— Begin —

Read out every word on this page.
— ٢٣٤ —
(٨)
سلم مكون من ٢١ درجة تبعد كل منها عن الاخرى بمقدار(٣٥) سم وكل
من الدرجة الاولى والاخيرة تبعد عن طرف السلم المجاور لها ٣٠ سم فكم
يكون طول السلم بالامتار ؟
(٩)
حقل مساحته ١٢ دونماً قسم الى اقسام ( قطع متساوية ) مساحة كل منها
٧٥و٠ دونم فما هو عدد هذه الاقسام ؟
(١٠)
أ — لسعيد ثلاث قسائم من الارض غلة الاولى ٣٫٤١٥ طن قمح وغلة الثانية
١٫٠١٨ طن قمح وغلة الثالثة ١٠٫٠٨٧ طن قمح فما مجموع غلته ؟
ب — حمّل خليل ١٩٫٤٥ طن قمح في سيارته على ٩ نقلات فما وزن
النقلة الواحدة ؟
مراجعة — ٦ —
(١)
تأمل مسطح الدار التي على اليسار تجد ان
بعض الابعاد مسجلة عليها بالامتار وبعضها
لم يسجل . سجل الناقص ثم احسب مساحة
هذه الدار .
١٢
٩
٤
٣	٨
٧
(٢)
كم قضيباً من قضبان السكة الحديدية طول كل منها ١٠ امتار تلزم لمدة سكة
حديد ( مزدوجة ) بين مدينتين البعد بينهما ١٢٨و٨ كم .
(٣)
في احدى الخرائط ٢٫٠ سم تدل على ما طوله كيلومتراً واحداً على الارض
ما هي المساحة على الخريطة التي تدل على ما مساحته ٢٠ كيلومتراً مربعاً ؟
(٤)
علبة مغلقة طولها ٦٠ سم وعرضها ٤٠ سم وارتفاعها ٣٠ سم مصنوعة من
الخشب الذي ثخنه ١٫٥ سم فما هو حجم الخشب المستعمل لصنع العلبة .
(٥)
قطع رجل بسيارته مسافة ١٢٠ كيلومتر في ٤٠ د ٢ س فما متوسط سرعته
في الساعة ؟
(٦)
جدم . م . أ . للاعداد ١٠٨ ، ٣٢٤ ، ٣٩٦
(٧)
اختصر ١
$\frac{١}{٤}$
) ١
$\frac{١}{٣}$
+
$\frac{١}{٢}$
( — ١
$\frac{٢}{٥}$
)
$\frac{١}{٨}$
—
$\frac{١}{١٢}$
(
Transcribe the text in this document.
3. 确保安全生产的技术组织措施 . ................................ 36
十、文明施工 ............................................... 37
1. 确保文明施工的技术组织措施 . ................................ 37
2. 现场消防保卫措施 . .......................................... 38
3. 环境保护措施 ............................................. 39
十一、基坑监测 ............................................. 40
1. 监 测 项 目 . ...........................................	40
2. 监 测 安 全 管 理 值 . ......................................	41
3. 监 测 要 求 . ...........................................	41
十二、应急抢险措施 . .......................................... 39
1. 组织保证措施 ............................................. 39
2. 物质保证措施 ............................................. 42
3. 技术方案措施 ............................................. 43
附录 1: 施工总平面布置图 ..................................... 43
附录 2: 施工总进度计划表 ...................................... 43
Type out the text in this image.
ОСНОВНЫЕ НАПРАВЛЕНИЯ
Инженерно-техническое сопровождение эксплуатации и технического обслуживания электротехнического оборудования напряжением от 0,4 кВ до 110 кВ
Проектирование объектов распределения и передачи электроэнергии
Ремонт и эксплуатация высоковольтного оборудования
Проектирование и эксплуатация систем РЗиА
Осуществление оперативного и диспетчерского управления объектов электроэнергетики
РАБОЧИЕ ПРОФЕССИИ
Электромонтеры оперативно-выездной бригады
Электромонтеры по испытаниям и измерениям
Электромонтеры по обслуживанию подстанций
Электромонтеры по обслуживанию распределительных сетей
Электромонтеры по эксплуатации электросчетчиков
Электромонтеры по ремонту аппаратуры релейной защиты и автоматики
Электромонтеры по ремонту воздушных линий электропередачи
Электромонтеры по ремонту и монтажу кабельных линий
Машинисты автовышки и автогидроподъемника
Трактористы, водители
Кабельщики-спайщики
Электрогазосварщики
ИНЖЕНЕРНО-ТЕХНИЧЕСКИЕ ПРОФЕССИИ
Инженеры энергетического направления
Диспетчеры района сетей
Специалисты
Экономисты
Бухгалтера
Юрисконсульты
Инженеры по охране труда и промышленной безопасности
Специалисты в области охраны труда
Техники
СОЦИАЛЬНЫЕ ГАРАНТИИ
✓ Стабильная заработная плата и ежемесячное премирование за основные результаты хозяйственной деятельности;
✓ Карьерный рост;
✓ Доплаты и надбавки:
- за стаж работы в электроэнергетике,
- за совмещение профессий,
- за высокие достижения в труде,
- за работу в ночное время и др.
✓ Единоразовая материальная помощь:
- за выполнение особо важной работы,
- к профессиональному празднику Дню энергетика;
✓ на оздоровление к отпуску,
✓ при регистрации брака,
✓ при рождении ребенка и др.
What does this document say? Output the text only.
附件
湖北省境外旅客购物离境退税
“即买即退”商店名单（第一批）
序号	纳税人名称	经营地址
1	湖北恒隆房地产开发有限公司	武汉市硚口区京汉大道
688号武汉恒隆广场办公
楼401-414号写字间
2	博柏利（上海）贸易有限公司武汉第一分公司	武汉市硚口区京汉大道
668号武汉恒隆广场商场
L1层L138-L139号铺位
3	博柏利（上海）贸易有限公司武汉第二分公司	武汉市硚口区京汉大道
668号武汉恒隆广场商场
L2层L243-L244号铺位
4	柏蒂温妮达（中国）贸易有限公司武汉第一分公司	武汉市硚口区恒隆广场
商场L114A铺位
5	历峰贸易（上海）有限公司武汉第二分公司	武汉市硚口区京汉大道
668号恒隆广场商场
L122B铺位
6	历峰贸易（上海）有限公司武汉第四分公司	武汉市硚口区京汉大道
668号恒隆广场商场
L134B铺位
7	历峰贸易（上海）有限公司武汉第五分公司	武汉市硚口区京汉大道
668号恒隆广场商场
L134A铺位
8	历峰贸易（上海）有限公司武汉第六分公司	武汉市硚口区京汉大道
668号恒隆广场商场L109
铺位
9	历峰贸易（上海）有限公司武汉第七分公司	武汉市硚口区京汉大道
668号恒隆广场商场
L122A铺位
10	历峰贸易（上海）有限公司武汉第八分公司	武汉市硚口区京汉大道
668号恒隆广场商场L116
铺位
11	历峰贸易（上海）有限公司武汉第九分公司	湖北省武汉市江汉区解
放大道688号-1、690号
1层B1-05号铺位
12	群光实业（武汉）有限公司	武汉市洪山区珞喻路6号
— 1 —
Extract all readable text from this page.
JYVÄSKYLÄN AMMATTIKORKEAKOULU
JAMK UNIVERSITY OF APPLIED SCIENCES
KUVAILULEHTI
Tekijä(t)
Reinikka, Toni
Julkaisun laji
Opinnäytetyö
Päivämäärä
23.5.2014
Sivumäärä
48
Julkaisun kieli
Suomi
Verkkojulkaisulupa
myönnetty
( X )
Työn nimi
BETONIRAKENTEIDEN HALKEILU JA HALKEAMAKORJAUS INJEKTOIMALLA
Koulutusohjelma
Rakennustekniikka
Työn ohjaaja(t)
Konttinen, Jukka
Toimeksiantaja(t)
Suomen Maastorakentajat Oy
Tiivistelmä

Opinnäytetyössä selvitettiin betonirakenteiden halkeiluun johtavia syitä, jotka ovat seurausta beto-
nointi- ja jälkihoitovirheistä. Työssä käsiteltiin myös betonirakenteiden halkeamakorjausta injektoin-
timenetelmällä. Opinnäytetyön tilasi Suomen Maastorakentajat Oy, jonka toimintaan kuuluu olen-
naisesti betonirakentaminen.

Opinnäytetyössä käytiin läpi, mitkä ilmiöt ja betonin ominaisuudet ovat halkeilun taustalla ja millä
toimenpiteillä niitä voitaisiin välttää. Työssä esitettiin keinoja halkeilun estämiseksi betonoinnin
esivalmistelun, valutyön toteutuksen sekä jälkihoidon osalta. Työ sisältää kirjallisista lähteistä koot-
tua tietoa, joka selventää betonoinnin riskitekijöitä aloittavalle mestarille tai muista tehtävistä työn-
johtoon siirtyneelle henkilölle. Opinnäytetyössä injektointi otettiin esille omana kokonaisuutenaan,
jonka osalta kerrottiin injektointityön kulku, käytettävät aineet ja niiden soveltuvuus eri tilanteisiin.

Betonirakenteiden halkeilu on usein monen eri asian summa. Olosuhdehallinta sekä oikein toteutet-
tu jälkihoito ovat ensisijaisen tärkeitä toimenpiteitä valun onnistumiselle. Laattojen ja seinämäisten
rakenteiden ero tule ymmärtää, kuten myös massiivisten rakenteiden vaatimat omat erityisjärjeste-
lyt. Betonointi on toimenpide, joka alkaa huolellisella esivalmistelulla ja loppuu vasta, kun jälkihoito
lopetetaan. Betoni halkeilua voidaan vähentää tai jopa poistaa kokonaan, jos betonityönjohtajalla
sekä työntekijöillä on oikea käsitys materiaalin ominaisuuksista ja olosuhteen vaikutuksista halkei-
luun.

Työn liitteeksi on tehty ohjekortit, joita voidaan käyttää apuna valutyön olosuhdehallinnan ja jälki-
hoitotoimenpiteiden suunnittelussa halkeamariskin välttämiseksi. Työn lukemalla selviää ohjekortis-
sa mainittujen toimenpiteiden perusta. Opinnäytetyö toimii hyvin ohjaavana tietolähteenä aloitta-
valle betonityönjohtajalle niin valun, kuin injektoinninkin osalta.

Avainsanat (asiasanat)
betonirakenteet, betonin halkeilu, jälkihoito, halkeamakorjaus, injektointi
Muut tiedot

— End —

What you need to do: Find the word "jonka" in the data and show each line that holds it.

Exercise answer:
timenetelmällä. Opinnäytetyön tilasi Suomen Maastorakentajat Oy, jonka toimintaan kuuluu olen-
jonka osalta kerrottiin injektointityön kulku, käytettävät aineet ja niiden soveltuvuus eri tilanteisiin.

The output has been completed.